(Stored data entries)
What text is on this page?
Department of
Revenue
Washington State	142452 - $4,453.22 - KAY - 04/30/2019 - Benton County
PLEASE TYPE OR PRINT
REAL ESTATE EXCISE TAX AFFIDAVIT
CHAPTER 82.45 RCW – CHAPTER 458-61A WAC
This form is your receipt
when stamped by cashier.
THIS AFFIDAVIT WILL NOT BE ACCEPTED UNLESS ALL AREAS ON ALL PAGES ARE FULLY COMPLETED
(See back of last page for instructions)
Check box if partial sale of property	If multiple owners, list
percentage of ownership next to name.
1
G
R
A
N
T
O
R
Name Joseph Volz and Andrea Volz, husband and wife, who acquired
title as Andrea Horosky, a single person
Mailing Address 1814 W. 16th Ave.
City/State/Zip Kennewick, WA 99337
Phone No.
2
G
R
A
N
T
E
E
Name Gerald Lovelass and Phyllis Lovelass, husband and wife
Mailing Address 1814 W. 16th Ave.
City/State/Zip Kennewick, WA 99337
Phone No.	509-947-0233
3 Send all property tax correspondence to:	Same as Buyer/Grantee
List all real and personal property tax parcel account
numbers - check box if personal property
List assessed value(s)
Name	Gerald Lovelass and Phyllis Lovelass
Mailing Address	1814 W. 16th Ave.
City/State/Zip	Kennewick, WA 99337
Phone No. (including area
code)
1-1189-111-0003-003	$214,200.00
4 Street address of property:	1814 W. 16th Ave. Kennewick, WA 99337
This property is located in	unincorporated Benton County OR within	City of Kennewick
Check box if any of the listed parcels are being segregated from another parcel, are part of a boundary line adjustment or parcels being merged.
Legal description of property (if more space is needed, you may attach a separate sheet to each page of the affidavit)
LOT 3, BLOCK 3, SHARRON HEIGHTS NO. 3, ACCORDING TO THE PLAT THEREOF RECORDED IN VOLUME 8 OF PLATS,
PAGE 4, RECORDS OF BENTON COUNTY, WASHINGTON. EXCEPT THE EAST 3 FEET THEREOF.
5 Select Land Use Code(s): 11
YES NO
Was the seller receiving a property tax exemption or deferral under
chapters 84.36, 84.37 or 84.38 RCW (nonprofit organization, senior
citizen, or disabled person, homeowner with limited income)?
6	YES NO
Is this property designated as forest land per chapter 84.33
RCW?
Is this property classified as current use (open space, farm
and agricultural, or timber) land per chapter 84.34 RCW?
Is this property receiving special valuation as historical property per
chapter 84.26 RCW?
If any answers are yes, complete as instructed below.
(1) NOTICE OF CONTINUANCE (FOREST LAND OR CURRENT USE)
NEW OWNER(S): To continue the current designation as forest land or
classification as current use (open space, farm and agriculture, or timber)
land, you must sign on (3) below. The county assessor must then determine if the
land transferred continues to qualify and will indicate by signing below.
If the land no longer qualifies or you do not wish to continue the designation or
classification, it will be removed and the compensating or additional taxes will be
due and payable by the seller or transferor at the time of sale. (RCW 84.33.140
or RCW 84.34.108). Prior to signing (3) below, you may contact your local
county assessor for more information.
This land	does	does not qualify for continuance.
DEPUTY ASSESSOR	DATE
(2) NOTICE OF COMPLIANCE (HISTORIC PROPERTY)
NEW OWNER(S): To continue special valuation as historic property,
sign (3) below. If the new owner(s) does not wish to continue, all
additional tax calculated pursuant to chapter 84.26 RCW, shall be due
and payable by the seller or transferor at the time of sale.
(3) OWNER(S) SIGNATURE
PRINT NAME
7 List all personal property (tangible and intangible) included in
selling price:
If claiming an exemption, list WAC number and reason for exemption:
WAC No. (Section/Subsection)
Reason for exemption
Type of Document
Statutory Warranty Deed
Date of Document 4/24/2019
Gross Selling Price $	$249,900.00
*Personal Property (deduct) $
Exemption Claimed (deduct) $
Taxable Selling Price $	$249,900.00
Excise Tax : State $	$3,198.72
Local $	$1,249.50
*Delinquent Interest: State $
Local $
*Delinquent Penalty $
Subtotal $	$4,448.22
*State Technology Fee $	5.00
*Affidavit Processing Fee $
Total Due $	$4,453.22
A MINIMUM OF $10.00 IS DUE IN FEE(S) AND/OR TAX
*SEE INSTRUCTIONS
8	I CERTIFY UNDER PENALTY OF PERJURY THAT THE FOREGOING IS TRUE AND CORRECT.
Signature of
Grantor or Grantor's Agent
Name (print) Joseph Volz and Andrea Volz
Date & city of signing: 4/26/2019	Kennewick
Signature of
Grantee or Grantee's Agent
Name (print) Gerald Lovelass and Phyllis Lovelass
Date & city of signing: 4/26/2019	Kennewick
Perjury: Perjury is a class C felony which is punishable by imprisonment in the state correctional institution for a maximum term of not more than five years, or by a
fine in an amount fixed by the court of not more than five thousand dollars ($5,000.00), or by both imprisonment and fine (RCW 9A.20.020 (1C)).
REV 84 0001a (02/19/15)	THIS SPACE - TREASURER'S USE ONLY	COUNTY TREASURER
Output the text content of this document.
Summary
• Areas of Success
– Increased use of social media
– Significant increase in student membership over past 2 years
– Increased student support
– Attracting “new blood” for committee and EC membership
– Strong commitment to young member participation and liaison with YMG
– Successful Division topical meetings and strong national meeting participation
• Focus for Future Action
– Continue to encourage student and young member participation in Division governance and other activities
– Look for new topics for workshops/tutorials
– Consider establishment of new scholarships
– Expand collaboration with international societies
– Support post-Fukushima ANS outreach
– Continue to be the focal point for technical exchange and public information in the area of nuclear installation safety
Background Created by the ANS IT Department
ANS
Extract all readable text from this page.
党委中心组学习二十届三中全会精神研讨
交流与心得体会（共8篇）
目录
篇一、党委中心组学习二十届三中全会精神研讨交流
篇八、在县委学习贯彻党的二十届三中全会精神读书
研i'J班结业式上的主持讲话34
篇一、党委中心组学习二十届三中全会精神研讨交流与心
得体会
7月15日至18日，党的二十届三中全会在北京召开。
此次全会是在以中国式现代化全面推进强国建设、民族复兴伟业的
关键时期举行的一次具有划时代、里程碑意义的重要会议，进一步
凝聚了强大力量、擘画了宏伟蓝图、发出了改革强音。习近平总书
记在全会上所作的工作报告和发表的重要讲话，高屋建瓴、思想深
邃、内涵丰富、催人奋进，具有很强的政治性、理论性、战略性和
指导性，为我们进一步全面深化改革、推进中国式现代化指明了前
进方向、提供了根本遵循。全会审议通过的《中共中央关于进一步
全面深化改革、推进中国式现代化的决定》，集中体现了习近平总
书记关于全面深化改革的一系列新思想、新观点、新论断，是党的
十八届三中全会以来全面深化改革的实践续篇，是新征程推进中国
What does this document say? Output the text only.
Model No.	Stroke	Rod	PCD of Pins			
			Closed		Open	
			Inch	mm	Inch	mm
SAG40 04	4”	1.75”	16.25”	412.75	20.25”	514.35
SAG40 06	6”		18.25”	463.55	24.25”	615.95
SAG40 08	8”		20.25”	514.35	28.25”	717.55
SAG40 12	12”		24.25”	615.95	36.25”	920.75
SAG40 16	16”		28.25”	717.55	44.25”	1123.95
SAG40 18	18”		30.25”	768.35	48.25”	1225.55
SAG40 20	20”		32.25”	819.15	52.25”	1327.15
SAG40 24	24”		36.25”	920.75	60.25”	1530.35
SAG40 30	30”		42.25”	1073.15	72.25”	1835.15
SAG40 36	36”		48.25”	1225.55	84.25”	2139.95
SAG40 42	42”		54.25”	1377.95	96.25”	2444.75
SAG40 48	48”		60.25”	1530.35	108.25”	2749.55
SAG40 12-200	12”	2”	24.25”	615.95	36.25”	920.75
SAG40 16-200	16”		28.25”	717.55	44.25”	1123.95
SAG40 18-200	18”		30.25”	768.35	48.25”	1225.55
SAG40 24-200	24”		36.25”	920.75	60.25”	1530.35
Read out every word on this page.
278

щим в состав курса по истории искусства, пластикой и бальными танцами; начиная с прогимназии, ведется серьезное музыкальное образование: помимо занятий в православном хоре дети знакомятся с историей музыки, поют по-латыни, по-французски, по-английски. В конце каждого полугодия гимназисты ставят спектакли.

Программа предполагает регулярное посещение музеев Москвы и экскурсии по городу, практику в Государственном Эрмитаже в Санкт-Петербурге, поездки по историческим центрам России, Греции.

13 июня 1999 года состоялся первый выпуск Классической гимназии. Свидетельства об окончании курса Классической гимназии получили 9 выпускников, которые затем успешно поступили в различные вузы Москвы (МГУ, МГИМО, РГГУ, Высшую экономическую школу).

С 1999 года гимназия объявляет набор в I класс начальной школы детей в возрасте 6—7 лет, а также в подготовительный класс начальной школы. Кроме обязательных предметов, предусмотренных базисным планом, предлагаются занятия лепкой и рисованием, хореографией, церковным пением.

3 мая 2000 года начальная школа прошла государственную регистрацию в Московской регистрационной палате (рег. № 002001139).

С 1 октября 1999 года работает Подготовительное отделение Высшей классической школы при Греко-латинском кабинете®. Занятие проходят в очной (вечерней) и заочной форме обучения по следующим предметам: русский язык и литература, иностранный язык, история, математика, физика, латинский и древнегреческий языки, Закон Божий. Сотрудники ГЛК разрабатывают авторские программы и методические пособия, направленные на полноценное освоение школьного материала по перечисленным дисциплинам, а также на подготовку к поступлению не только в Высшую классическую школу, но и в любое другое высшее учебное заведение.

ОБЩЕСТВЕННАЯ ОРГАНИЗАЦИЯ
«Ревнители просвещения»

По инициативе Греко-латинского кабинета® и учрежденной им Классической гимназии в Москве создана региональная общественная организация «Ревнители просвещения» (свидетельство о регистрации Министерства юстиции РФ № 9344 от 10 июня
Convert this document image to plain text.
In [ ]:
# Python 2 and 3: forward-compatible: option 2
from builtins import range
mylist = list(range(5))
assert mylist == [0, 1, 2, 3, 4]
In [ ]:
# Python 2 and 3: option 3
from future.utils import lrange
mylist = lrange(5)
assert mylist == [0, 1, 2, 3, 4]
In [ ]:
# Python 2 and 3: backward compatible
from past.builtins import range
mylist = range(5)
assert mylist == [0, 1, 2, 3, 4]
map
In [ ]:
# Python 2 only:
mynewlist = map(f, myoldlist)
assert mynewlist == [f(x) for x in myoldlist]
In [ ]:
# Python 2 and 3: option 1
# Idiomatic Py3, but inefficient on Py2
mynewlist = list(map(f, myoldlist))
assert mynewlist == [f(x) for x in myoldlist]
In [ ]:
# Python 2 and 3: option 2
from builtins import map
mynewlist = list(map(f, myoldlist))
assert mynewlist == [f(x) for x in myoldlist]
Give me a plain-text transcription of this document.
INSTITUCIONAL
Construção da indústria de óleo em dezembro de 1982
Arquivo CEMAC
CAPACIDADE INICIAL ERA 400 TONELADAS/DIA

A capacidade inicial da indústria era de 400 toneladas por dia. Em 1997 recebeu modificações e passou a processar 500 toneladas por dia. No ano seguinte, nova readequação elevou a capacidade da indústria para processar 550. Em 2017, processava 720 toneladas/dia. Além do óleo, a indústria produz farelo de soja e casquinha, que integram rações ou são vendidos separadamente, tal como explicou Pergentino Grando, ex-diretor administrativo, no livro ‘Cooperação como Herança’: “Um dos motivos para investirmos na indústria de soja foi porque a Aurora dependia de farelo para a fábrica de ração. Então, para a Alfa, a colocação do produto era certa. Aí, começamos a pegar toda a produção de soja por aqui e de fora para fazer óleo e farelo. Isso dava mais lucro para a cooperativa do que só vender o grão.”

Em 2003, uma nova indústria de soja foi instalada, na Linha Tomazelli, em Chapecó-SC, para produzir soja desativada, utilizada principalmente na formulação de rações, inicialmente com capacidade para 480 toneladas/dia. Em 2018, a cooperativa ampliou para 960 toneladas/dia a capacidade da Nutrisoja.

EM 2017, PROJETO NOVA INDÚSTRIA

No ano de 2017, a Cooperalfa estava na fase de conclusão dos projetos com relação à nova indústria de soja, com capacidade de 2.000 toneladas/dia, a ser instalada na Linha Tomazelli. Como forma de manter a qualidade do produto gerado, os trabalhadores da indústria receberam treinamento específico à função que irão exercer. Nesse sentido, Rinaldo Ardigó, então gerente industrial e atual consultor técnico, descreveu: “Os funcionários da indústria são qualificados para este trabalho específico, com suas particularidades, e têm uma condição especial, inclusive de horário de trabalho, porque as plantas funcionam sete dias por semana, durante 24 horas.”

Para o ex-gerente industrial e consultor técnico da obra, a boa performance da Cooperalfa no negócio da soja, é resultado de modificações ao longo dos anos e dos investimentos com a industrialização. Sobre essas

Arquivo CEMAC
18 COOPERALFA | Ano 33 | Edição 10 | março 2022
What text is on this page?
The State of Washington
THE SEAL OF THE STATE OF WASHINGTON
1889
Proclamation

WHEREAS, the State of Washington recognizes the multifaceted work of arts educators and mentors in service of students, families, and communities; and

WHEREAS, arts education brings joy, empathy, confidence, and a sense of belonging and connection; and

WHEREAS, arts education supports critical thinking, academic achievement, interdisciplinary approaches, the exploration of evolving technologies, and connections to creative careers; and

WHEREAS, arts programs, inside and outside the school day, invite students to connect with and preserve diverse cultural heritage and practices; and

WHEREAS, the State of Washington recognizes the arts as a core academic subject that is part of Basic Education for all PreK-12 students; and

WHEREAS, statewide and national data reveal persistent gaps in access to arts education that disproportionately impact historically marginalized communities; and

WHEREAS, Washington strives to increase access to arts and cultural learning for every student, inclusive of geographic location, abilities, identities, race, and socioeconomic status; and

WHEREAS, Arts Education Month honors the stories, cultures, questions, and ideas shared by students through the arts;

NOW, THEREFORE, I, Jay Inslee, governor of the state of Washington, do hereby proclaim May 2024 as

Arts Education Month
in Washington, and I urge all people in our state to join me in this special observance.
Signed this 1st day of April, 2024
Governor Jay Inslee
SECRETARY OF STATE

What needs to be done:
Locate the string "sale" in the listing above and copy every line where it occurs.

Task result:
Check box if partial sale of property	If multiple owners, list
due and payable by the seller or transferor at the time of sale. (RCW 84.33.140
and payable by the seller or transferor at the time of sale.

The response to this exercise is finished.